***** Supplied records

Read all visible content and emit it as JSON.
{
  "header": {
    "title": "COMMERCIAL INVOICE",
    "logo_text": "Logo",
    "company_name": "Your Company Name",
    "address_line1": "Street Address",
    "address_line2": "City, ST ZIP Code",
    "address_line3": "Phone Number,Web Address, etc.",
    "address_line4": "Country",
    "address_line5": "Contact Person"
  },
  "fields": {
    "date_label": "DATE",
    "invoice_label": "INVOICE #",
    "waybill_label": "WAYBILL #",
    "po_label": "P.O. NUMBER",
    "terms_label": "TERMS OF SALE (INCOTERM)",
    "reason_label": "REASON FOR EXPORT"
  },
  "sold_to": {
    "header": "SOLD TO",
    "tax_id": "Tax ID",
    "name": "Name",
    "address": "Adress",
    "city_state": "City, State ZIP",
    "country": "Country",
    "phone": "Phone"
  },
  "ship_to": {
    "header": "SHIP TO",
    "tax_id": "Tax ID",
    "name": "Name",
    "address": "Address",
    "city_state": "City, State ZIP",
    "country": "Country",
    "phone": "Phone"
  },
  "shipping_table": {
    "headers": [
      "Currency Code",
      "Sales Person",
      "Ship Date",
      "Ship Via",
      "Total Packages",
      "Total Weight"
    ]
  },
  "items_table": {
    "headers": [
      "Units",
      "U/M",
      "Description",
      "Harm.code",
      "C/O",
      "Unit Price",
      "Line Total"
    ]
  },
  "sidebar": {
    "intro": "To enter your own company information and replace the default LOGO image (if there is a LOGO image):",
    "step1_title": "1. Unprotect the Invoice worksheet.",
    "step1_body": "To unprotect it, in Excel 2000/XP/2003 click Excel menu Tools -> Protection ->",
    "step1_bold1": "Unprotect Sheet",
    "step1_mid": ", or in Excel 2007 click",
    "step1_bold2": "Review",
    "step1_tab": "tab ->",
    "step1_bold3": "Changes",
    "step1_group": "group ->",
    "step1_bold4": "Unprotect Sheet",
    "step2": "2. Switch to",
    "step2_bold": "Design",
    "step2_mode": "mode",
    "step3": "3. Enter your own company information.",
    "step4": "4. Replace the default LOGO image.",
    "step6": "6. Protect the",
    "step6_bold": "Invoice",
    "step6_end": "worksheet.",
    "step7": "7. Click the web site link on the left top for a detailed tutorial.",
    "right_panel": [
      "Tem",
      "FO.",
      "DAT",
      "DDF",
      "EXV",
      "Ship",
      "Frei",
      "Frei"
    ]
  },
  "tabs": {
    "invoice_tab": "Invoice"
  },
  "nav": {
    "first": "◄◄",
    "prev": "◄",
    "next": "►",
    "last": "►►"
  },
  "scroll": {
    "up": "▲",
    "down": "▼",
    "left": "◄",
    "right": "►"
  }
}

**********

» **Task directions**
Your task is to repeat every line exactly.

» **Result of this exercise**
Read all visible content and emit it as JSON.
{
  "header": {
    "title": "COMMERCIAL INVOICE",
    "logo_text": "Logo",
    "company_name": "Your Company Name",
    "address_line1": "Street Address",
    "address_line2": "City, ST ZIP Code",
    "address_line3": "Phone Number,Web Address, etc.",
    "address_line4": "Country",
    "address_line5": "Contact Person"
  },
  "fields": {
    "date_label": "DATE",
    "invoice_label": "INVOICE #",
    "waybill_label": "WAYBILL #",
    "po_label": "P.O. NUMBER",
    "terms_label": "TERMS OF SALE (INCOTERM)",
    "reason_label": "REASON FOR EXPORT"
  },
  "sold_to": {
    "header": "SOLD TO",
    "tax_id": "Tax ID",
    "name": "Name",
    "address": "Adress",
    "city_state": "City, State ZIP",
    "country": "Country",
    "phone": "Phone"
  },
  "ship_to": {
    "header": "SHIP TO",
    "tax_id": "Tax ID",
    "name": "Name",
    "address": "Address",
    "city_state": "City, State ZIP",
    "country": "Country",
    "phone": "Phone"
  },
  "shipping_table": {
    "headers": [
      "Currency Code",
      "Sales Person",
      "Ship Date",
      "Ship Via",
      "Total Packages",
      "Total Weight"
    ]
  },
  "items_table": {
    "headers": [
      "Units",
      "U/M",
      "Description",
      "Harm.code",
      "C/O",
      "Unit Price",
      "Line Total"
    ]
  },
  "sidebar": {
    "intro": "To enter your own company information and replace the default LOGO image (if there is a LOGO image):",
    "step1_title": "1. Unprotect the Invoice worksheet.",
    "step1_body": "To unprotect it, in Excel 2000/XP/2003 click Excel menu Tools -> Protection ->",
    "step1_bold1": "Unprotect Sheet",
    "step1_mid": ", or in Excel 2007 click",
    "step1_bold2": "Review",
    "step1_tab": "tab ->",
    "step1_bold3": "Changes",
    "step1_group": "group ->",
    "step1_bold4": "Unprotect Sheet",
    "step2": "2. Switch to",
    "step2_bold": "Design",
    "step2_mode": "mode",
    "step3": "3. Enter your own company information.",
    "step4": "4. Replace the default LOGO image.",
    "step6": "6. Protect the",
    "step6_bold": "Invoice",
    "step6_end": "worksheet.",
    "step7": "7. Click the web site link on the left top for a detailed tutorial.",
    "right_panel": [
      "Tem",
      "FO.",
      "DAT",
      "DDF",
      "EXV",
      "Ship",
      "Frei",
      "Frei"
    ]
  },
  "tabs": {
    "invoice_tab": "Invoice"
  },
  "nav": {
    "first": "◄◄",
    "prev": "◄",
    "next": "►",
    "last": "►►"
  },
  "scroll": {
    "up": "▲",
    "down": "▼",
    "left": "◄",
    "right": "►"
  }
}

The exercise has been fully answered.